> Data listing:
+++
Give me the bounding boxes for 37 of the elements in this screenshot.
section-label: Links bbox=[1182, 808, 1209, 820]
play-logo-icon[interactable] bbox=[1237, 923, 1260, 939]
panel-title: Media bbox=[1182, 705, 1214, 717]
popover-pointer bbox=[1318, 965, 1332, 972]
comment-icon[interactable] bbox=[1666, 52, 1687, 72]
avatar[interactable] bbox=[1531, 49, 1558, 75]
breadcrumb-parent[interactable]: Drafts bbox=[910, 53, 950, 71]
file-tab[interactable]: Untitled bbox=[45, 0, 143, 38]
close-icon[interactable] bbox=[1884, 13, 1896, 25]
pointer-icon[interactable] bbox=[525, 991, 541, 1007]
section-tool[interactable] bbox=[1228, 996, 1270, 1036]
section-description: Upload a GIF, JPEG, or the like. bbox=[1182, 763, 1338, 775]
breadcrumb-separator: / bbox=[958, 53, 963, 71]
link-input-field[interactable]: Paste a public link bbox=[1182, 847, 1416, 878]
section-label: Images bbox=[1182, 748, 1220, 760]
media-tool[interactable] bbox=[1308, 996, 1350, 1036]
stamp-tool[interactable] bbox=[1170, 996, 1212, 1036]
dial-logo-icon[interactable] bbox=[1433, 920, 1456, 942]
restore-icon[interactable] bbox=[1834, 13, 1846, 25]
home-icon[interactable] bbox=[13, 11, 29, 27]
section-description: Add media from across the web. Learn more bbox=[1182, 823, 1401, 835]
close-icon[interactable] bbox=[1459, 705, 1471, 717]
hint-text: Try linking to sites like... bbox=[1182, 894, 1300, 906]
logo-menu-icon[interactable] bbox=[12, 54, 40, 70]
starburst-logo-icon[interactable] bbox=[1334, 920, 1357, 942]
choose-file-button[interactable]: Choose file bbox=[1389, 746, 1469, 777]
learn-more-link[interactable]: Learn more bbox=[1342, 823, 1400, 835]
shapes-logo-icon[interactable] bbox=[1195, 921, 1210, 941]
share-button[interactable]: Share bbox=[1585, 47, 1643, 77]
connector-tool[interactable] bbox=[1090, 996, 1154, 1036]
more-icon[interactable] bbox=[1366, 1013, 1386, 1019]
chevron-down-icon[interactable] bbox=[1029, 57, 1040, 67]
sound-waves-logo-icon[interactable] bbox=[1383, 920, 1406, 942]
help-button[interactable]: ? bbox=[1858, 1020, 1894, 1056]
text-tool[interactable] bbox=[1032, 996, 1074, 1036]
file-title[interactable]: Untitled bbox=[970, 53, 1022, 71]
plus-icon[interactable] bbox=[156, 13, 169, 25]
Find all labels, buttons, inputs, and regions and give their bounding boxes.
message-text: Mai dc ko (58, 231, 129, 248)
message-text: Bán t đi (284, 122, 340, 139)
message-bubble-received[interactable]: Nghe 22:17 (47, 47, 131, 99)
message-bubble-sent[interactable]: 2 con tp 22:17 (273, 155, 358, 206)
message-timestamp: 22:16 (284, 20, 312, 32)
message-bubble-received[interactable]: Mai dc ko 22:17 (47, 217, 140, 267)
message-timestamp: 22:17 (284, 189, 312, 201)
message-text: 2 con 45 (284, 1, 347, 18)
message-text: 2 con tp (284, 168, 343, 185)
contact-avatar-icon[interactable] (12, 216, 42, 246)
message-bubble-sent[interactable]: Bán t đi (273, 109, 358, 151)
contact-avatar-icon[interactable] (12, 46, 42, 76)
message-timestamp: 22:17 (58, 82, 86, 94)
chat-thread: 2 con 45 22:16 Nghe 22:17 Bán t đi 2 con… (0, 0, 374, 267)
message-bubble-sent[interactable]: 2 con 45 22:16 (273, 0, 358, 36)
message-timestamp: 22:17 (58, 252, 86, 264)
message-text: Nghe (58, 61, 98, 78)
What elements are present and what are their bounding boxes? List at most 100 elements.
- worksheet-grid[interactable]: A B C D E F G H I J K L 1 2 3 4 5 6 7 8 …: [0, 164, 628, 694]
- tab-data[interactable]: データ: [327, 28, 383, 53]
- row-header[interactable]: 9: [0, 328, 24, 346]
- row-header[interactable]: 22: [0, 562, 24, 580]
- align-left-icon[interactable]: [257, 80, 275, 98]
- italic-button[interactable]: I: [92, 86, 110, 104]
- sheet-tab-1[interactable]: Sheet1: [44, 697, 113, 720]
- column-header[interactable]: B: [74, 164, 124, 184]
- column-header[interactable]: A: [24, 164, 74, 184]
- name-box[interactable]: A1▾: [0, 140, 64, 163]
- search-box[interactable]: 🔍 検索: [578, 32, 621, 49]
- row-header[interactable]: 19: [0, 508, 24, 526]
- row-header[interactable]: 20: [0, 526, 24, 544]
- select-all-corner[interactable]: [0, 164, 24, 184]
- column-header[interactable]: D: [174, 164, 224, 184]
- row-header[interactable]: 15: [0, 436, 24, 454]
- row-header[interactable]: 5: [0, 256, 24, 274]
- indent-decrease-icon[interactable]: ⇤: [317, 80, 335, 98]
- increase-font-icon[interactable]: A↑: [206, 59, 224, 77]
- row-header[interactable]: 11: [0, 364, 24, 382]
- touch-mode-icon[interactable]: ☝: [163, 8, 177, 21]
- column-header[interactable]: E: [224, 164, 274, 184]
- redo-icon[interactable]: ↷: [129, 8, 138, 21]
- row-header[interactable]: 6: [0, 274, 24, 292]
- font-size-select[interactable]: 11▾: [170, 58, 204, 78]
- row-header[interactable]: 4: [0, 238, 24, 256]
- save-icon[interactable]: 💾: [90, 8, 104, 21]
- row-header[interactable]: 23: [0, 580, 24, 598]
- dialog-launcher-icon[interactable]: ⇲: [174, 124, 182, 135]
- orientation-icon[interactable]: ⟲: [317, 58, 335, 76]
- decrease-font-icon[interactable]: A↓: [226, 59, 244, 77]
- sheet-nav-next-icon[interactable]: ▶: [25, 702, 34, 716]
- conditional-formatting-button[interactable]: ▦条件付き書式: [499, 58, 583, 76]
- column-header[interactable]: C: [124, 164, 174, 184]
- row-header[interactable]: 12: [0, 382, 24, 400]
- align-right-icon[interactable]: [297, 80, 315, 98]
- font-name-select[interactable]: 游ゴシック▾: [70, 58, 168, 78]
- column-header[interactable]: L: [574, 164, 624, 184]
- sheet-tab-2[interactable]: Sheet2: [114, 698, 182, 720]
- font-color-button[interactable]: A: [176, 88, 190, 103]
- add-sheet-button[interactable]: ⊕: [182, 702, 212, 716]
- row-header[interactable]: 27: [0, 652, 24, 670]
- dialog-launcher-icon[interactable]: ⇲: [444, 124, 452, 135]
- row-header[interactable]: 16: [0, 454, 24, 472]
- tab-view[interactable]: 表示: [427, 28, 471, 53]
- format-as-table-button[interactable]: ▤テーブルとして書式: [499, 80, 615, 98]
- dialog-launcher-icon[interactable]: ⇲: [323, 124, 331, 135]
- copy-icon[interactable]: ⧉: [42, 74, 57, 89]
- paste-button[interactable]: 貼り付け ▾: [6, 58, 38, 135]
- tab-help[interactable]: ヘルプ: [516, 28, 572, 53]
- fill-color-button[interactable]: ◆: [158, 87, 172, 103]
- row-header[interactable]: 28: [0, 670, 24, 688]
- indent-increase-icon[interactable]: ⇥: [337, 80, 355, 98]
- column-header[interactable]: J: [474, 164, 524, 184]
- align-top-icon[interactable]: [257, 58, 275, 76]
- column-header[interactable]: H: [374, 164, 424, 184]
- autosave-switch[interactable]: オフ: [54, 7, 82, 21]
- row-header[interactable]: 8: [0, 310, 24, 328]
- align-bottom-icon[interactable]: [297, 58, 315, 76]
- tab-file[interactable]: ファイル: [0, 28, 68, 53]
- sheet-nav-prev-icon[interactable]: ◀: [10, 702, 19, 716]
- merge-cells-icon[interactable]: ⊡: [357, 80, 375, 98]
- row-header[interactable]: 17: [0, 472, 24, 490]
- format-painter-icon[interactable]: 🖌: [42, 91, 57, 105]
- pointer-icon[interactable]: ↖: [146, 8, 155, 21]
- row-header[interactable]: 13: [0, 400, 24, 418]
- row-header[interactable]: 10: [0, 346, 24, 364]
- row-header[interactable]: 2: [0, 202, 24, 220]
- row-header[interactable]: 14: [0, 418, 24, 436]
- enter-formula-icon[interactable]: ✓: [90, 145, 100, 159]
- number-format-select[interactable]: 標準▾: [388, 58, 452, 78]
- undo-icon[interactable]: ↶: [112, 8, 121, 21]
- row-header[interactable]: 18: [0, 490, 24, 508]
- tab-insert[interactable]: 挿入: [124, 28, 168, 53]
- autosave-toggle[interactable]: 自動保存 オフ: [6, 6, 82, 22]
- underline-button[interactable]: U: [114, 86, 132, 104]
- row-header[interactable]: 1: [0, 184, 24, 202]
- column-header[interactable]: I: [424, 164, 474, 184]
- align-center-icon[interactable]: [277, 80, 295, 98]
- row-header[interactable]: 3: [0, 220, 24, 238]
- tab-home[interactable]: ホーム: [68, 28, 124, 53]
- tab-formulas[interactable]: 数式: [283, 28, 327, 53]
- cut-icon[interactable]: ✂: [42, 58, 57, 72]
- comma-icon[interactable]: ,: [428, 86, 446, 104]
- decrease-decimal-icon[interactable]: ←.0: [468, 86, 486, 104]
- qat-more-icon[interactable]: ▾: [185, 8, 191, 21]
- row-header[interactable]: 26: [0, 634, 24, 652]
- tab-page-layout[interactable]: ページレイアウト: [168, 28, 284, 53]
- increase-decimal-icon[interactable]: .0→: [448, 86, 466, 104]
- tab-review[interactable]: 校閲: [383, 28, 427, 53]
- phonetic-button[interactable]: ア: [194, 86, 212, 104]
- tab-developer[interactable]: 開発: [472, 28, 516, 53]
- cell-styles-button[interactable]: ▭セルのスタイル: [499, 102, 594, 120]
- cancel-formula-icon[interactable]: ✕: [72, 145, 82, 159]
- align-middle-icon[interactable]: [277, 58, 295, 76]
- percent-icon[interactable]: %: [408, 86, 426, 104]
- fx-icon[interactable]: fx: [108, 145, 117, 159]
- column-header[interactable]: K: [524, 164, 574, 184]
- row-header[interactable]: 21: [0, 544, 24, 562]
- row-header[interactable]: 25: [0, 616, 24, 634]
+++
Render the entry lines above as a JSON list of strings, one string per line, from the start of the entries through the line that contains "close-icon[interactable] bbox=[1884, 13, 1896, 25]", inclusive, and leave out any blank lines.

> RESULT:
[
  "Give me the bounding boxes for 37 of the elements in this screenshot.",
  "section-label: Links bbox=[1182, 808, 1209, 820]",
  "play-logo-icon[interactable] bbox=[1237, 923, 1260, 939]",
  "panel-title: Media bbox=[1182, 705, 1214, 717]",
  "popover-pointer bbox=[1318, 965, 1332, 972]",
  "comment-icon[interactable] bbox=[1666, 52, 1687, 72]",
  "avatar[interactable] bbox=[1531, 49, 1558, 75]",
  "breadcrumb-parent[interactable]: Drafts bbox=[910, 53, 950, 71]",
  "file-tab[interactable]: Untitled bbox=[45, 0, 143, 38]",
  "close-icon[interactable] bbox=[1884, 13, 1896, 25]"
]